### The request:
From the entries below, pull out each line where "Still" appears.

═══ Supplied data

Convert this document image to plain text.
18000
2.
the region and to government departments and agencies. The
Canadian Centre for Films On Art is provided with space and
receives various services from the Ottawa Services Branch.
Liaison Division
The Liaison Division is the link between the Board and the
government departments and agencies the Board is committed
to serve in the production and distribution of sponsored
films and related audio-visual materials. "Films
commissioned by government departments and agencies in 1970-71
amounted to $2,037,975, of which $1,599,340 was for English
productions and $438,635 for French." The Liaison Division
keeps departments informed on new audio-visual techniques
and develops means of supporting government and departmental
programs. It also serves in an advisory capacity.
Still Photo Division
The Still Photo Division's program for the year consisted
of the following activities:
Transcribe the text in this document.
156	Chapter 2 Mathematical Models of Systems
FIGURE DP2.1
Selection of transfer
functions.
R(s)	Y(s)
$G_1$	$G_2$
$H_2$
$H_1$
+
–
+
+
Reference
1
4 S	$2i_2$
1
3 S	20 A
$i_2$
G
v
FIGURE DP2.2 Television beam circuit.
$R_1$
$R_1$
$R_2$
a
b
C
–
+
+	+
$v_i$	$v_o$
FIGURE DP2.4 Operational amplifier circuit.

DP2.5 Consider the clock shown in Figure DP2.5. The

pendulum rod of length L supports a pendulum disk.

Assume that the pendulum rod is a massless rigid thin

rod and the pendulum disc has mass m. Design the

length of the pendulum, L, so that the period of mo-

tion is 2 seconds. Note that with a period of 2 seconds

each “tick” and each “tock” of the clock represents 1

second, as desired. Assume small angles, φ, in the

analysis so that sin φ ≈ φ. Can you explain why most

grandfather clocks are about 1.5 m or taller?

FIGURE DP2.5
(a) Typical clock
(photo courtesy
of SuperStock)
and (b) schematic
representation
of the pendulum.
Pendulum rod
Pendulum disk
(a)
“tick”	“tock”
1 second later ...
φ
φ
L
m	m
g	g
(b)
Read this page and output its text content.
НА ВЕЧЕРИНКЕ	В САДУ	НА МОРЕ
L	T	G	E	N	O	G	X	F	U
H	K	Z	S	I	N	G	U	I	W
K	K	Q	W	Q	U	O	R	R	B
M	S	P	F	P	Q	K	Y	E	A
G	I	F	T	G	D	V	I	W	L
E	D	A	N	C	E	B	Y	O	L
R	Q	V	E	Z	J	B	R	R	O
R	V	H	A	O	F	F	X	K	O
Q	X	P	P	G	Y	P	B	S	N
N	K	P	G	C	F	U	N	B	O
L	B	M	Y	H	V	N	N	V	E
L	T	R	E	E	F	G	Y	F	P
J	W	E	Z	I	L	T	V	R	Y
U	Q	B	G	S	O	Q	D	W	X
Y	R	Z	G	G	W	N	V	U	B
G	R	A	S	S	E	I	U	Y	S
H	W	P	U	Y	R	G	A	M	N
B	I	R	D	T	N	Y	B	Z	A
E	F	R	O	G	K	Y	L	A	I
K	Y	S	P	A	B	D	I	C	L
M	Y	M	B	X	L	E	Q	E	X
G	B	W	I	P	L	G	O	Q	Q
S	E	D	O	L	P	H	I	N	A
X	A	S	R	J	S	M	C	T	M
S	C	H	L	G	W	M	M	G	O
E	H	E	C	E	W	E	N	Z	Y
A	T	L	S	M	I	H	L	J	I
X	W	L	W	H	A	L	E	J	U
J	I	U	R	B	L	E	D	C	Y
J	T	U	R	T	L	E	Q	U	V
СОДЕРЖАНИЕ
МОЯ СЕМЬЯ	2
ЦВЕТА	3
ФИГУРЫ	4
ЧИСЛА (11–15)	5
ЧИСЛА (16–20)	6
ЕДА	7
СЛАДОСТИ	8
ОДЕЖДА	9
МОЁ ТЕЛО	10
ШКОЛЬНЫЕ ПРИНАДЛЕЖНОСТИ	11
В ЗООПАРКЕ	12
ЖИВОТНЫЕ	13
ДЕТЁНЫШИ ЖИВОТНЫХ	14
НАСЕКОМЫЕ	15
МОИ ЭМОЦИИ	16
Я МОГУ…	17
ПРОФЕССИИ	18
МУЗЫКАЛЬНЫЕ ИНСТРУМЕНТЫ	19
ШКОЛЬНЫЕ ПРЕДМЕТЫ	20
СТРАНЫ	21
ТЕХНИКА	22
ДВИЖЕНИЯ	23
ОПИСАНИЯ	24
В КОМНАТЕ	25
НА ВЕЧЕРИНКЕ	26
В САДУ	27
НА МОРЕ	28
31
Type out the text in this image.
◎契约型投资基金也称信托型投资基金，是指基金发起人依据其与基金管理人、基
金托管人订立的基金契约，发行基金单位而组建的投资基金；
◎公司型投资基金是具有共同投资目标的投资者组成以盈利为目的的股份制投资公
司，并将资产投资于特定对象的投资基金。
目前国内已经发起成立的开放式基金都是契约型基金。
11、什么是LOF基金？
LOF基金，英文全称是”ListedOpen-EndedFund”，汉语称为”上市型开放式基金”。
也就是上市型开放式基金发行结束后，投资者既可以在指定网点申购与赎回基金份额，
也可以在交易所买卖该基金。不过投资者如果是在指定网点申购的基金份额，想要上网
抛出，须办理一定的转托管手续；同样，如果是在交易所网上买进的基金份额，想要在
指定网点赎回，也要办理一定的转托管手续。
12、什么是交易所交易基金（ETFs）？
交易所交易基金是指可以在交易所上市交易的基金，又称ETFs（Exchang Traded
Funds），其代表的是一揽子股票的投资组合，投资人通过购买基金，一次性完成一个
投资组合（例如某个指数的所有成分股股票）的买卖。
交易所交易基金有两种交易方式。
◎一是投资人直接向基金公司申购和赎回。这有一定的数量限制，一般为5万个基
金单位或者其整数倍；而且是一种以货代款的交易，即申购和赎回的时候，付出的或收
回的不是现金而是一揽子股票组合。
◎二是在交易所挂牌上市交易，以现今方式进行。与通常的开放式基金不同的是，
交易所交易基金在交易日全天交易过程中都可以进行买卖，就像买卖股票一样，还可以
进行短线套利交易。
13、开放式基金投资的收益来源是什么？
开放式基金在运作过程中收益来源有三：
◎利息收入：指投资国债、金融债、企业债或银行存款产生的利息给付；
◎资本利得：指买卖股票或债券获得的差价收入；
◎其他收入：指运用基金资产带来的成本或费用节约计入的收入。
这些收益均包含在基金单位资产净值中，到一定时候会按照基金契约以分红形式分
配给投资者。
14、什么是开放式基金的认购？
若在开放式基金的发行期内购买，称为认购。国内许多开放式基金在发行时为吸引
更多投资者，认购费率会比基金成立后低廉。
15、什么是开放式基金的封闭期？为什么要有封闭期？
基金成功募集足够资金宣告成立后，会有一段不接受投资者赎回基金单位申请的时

══════

### Result for this task:
Still Photo Division
The Still Photo Division's program for the year consisted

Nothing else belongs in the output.